> Written problem
Scan each line of the records for the word "기도하며" and extract the ones that have it.

> Dataset rows
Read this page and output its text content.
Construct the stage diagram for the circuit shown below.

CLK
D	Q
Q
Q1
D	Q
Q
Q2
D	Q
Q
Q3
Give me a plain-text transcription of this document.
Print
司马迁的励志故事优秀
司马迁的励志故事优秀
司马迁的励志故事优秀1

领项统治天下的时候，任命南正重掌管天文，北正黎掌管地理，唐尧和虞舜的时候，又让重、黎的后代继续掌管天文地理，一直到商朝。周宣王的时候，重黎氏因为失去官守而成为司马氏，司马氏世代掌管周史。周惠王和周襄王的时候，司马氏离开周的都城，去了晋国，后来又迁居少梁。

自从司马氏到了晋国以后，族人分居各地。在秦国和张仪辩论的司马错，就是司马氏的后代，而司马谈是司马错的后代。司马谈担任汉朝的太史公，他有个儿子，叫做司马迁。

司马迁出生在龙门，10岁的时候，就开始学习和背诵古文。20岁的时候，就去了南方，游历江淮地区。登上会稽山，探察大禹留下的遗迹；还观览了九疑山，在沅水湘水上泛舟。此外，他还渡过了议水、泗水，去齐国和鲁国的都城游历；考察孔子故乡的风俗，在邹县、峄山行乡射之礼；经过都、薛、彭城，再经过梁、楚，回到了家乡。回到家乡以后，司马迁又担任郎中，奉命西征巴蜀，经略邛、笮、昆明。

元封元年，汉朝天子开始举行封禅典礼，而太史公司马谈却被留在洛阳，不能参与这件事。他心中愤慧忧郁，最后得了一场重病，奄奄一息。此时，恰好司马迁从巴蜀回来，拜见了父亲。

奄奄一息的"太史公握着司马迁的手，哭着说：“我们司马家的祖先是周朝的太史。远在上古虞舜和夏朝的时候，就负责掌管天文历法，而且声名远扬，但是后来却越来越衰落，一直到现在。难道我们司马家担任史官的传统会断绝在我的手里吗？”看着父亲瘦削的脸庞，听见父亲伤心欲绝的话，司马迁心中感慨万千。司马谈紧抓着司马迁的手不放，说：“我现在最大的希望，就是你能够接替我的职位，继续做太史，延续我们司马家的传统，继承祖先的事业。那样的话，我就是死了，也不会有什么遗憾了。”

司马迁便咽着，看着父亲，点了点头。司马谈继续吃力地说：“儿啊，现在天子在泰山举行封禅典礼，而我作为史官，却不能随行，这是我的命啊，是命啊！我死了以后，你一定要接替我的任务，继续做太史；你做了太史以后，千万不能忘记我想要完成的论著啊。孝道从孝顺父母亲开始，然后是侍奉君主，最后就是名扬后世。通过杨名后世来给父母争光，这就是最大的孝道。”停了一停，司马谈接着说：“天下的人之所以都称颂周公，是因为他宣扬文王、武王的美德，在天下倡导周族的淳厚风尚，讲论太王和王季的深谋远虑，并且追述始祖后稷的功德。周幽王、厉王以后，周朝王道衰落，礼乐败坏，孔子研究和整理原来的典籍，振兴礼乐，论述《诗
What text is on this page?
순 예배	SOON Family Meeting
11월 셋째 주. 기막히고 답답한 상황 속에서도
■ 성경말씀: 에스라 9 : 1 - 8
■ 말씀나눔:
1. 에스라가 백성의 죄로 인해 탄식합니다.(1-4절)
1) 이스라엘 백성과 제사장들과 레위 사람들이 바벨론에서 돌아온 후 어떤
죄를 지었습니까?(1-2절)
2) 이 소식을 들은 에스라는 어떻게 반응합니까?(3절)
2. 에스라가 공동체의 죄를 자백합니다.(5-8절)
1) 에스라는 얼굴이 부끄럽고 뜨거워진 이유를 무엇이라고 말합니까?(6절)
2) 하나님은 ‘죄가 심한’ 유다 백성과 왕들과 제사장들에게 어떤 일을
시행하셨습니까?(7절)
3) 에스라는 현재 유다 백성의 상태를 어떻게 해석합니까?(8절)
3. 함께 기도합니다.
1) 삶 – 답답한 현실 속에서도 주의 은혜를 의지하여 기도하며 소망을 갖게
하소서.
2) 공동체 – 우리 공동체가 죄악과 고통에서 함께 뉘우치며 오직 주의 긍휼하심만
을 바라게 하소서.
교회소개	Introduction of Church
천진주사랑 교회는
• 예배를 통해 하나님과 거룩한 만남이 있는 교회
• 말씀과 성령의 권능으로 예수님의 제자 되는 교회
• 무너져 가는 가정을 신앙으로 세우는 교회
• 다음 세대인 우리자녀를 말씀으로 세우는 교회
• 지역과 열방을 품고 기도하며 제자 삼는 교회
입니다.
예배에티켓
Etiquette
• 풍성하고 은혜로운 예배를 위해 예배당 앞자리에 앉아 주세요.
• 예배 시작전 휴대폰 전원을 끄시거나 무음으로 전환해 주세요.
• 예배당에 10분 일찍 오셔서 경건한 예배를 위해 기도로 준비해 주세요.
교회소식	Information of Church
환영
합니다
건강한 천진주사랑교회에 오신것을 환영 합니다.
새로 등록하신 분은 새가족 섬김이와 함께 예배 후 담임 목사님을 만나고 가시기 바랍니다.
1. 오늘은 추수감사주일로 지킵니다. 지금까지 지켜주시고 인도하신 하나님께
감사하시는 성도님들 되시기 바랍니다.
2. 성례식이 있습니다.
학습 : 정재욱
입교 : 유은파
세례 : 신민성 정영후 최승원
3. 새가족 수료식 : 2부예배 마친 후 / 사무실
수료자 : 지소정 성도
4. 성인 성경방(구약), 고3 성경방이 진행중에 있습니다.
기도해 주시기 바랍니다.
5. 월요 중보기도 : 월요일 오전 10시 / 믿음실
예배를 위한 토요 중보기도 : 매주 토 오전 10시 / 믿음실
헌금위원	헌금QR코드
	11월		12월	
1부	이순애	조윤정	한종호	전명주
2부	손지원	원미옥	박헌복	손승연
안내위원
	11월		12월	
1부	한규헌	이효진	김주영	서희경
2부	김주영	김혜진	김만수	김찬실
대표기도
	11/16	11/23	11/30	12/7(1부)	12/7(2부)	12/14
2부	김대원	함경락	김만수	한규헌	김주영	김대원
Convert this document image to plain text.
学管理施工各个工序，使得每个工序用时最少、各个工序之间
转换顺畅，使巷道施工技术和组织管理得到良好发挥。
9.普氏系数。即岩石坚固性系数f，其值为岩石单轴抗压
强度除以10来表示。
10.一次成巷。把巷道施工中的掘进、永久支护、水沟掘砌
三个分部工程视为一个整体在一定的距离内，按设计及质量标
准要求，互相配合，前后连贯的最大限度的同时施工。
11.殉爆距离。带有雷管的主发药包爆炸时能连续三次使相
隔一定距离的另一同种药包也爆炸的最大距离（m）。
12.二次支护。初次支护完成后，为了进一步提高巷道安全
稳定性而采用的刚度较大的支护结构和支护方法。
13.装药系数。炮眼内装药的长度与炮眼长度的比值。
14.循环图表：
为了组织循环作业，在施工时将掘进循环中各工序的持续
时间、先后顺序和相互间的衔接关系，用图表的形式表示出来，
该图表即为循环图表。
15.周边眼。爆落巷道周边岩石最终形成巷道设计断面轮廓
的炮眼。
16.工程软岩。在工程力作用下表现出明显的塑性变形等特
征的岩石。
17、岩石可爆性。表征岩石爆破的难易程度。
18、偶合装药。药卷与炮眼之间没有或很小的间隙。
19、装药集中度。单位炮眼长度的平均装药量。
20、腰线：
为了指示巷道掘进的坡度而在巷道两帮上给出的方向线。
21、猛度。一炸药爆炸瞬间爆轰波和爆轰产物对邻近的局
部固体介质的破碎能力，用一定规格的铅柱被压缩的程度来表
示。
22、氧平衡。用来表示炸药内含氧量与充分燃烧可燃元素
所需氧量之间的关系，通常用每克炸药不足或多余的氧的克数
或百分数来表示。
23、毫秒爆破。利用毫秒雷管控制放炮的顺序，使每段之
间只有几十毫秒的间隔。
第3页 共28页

> Answer in full
1) 삶 – 답답한 현실 속에서도 주의 은혜를 의지하여 기도하며 소망을 갖게
• 지역과 열방을 품고 기도하며 제자 삼는 교회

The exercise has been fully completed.